Goal of the exercise: Return the whole listing, keeping every character the same.
-------- Exercise materials
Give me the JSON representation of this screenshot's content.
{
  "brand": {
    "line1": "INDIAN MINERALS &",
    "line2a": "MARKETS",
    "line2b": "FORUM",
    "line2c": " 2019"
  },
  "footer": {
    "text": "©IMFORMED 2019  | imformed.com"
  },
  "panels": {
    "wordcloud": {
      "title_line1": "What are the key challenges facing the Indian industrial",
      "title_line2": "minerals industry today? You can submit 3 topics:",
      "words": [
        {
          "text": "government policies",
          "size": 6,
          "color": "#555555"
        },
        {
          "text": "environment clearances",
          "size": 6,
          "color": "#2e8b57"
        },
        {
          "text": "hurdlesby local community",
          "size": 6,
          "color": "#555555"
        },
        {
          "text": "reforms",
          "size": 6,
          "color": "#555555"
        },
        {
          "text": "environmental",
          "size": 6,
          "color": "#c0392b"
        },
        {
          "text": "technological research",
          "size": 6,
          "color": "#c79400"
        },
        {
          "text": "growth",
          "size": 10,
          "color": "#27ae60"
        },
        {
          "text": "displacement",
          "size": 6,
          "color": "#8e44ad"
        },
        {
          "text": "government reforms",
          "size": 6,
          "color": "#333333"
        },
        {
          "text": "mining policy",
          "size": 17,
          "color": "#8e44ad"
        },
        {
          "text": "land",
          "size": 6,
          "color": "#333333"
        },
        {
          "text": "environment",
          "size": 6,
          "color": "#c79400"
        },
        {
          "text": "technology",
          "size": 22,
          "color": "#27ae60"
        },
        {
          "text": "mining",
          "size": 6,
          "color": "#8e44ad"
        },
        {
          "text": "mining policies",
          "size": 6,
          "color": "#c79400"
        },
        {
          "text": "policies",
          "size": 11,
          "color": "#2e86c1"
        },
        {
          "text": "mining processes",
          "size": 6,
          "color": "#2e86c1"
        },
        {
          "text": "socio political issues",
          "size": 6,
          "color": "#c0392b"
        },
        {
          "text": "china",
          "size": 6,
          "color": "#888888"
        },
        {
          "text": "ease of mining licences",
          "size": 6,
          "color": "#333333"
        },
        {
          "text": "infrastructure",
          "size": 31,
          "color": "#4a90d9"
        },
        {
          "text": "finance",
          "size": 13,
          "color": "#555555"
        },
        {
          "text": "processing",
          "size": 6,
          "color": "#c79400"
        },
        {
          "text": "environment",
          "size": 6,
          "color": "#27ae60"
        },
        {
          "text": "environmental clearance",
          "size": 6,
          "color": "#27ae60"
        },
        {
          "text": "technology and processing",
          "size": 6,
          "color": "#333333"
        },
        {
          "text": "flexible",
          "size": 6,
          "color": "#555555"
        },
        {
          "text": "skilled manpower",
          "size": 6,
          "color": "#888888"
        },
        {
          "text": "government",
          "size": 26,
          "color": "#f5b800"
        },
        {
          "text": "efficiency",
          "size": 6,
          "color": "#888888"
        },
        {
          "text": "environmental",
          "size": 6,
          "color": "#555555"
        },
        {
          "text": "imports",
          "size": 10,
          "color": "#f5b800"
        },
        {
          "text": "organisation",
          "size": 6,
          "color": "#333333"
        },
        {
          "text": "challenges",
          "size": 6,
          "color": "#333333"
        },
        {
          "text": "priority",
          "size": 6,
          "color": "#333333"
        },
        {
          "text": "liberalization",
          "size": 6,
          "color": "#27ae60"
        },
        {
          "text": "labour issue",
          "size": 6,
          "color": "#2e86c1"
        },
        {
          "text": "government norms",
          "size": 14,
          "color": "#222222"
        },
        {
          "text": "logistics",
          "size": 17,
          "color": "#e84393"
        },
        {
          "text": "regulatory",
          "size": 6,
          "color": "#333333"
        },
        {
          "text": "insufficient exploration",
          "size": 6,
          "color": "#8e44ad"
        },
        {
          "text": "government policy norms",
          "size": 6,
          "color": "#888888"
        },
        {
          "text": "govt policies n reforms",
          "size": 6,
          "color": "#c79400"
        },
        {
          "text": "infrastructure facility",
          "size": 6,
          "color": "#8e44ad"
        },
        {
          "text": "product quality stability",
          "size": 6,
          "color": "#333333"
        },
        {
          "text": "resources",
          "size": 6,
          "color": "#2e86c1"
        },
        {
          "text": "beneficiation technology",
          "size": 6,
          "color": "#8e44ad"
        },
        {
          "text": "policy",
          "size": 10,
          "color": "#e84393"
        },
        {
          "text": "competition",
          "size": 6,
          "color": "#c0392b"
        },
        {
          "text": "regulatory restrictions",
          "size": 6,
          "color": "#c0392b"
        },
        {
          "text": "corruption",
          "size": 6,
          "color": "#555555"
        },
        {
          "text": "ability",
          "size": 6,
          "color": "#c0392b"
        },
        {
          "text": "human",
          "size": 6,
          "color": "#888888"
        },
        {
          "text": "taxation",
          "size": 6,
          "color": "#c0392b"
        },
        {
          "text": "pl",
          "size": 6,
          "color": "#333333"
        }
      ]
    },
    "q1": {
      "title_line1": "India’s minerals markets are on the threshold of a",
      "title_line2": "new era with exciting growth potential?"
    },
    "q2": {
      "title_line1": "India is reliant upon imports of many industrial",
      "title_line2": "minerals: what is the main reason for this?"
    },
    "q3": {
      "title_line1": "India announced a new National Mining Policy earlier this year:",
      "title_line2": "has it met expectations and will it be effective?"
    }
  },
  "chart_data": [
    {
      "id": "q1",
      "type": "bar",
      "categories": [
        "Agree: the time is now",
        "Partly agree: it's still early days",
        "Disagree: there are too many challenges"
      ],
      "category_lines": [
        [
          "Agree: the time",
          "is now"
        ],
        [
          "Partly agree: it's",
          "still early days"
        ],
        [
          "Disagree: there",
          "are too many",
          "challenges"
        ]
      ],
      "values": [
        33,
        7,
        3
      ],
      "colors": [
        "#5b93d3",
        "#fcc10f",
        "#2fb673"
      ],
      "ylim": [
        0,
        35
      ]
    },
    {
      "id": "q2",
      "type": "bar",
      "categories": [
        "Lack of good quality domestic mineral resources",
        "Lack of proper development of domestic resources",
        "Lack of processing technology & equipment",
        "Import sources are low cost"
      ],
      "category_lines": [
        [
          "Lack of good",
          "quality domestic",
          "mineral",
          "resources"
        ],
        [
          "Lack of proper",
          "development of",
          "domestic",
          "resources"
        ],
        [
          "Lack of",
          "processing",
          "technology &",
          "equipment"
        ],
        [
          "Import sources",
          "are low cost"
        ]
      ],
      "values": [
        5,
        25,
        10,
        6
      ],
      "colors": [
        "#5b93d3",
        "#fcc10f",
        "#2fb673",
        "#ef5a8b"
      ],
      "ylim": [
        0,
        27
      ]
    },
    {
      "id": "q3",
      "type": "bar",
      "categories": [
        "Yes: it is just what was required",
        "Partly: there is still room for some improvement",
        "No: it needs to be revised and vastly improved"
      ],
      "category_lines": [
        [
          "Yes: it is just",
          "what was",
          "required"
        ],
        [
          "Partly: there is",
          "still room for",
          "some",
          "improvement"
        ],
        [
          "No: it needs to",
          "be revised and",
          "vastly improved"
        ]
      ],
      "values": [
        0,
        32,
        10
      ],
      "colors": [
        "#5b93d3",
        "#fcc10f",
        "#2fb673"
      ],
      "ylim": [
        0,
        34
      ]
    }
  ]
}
----------------
Task response:
Give me the JSON representation of this screenshot's content.
{
  "brand": {
    "line1": "INDIAN MINERALS &",
    "line2a": "MARKETS",
    "line2b": "FORUM",
    "line2c": " 2019"
  },
  "footer": {
    "text": "©IMFORMED 2019  | imformed.com"
  },
  "panels": {
    "wordcloud": {
      "title_line1": "What are the key challenges facing the Indian industrial",
      "title_line2": "minerals industry today? You can submit 3 topics:",
      "words": [
        {
          "text": "government policies",
          "size": 6,
          "color": "#555555"
        },
        {
          "text": "environment clearances",
          "size": 6,
          "color": "#2e8b57"
        },
        {
          "text": "hurdlesby local community",
          "size": 6,
          "color": "#555555"
        },
        {
          "text": "reforms",
          "size": 6,
          "color": "#555555"
        },
        {
          "text": "environmental",
          "size": 6,
          "color": "#c0392b"
        },
        {
          "text": "technological research",
          "size": 6,
          "color": "#c79400"
        },
        {
          "text": "growth",
          "size": 10,
          "color": "#27ae60"
        },
        {
          "text": "displacement",
          "size": 6,
          "color": "#8e44ad"
        },
        {
          "text": "government reforms",
          "size": 6,
          "color": "#333333"
        },
        {
          "text": "mining policy",
          "size": 17,
          "color": "#8e44ad"
        },
        {
          "text": "land",
          "size": 6,
          "color": "#333333"
        },
        {
          "text": "environment",
          "size": 6,
          "color": "#c79400"
        },
        {
          "text": "technology",
          "size": 22,
          "color": "#27ae60"
        },
        {
          "text": "mining",
          "size": 6,
          "color": "#8e44ad"
        },
        {
          "text": "mining policies",
          "size": 6,
          "color": "#c79400"
        },
        {
          "text": "policies",
          "size": 11,
          "color": "#2e86c1"
        },
        {
          "text": "mining processes",
          "size": 6,
          "color": "#2e86c1"
        },
        {
          "text": "socio political issues",
          "size": 6,
          "color": "#c0392b"
        },
        {
          "text": "china",
          "size": 6,
          "color": "#888888"
        },
        {
          "text": "ease of mining licences",
          "size": 6,
          "color": "#333333"
        },
        {
          "text": "infrastructure",
          "size": 31,
          "color": "#4a90d9"
        },
        {
          "text": "finance",
          "size": 13,
          "color": "#555555"
        },
        {
          "text": "processing",
          "size": 6,
          "color": "#c79400"
        },
        {
          "text": "environment",
          "size": 6,
          "color": "#27ae60"
        },
        {
          "text": "environmental clearance",
          "size": 6,
          "color": "#27ae60"
        },
        {
          "text": "technology and processing",
          "size": 6,
          "color": "#333333"
        },
        {
          "text": "flexible",
          "size": 6,
          "color": "#555555"
        },
        {
          "text": "skilled manpower",
          "size": 6,
          "color": "#888888"
        },
        {
          "text": "government",
          "size": 26,
          "color": "#f5b800"
        },
        {
          "text": "efficiency",
          "size": 6,
          "color": "#888888"
        },
        {
          "text": "environmental",
          "size": 6,
          "color": "#555555"
        },
        {
          "text": "imports",
          "size": 10,
          "color": "#f5b800"
        },
        {
          "text": "organisation",
          "size": 6,
          "color": "#333333"
        },
        {
          "text": "challenges",
          "size": 6,
          "color": "#333333"
        },
        {
          "text": "priority",
          "size": 6,
          "color": "#333333"
        },
        {
          "text": "liberalization",
          "size": 6,
          "color": "#27ae60"
        },
        {
          "text": "labour issue",
          "size": 6,
          "color": "#2e86c1"
        },
        {
          "text": "government norms",
          "size": 14,
          "color": "#222222"
        },
        {
          "text": "logistics",
          "size": 17,
          "color": "#e84393"
        },
        {
          "text": "regulatory",
          "size": 6,
          "color": "#333333"
        },
        {
          "text": "insufficient exploration",
          "size": 6,
          "color": "#8e44ad"
        },
        {
          "text": "government policy norms",
          "size": 6,
          "color": "#888888"
        },
        {
          "text": "govt policies n reforms",
          "size": 6,
          "color": "#c79400"
        },
        {
          "text": "infrastructure facility",
          "size": 6,
          "color": "#8e44ad"
        },
        {
          "text": "product quality stability",
          "size": 6,
          "color": "#333333"
        },
        {
          "text": "resources",
          "size": 6,
          "color": "#2e86c1"
        },
        {
          "text": "beneficiation technology",
          "size": 6,
          "color": "#8e44ad"
        },
        {
          "text": "policy",
          "size": 10,
          "color": "#e84393"
        },
        {
          "text": "competition",
          "size": 6,
          "color": "#c0392b"
        },
        {
          "text": "regulatory restrictions",
          "size": 6,
          "color": "#c0392b"
        },
        {
          "text": "corruption",
          "size": 6,
          "color": "#555555"
        },
        {
          "text": "ability",
          "size": 6,
          "color": "#c0392b"
        },
        {
          "text": "human",
          "size": 6,
          "color": "#888888"
        },
        {
          "text": "taxation",
          "size": 6,
          "color": "#c0392b"
        },
        {
          "text": "pl",
          "size": 6,
          "color": "#333333"
        }
      ]
    },
    "q1": {
      "title_line1": "India’s minerals markets are on the threshold of a",
      "title_line2": "new era with exciting growth potential?"
    },
    "q2": {
      "title_line1": "India is reliant upon imports of many industrial",
      "title_line2": "minerals: what is the main reason for this?"
    },
    "q3": {
      "title_line1": "India announced a new National Mining Policy earlier this year:",
      "title_line2": "has it met expectations and will it be effective?"
    }
  },
  "chart_data": [
    {
      "id": "q1",
      "type": "bar",
      "categories": [
        "Agree: the time is now",
        "Partly agree: it's still early days",
        "Disagree: there are too many challenges"
      ],
      "category_lines": [
        [
          "Agree: the time",
          "is now"
        ],
        [
          "Partly agree: it's",
          "still early days"
        ],
        [
          "Disagree: there",
          "are too many",
          "challenges"
        ]
      ],
      "values": [
        33,
        7,
        3
      ],
      "colors": [
        "#5b93d3",
        "#fcc10f",
        "#2fb673"
      ],
      "ylim": [
        0,
        35
      ]
    },
    {
      "id": "q2",
      "type": "bar",
      "categories": [
        "Lack of good quality domestic mineral resources",
        "Lack of proper development of domestic resources",
        "Lack of processing technology & equipment",
        "Import sources are low cost"
      ],
      "category_lines": [
        [
          "Lack of good",
          "quality domestic",
          "mineral",
          "resources"
        ],
        [
          "Lack of proper",
          "development of",
          "domestic",
          "resources"
        ],
        [
          "Lack of",
          "processing",
          "technology &",
          "equipment"
        ],
        [
          "Import sources",
          "are low cost"
        ]
      ],
      "values": [
        5,
        25,
        10,
        6
      ],
      "colors": [
        "#5b93d3",
        "#fcc10f",
        "#2fb673",
        "#ef5a8b"
      ],
      "ylim": [
        0,
        27
      ]
    },
    {
      "id": "q3",
      "type": "bar",
      "categories": [
        "Yes: it is just what was required",
        "Partly: there is still room for some improvement",
        "No: it needs to be revised and vastly improved"
      ],
      "category_lines": [
        [
          "Yes: it is just",
          "what was",
          "required"
        ],
        [
          "Partly: there is",
          "still room for",
          "some",
          "improvement"
        ],
        [
          "No: it needs to",
          "be revised and",
          "vastly improved"
        ]
      ],
      "values": [
        0,
        32,
        10
      ],
      "colors": [
        "#5b93d3",
        "#fcc10f",
        "#2fb673"
      ],
      "ylim": [
        0,
        34
      ]
    }
  ]
}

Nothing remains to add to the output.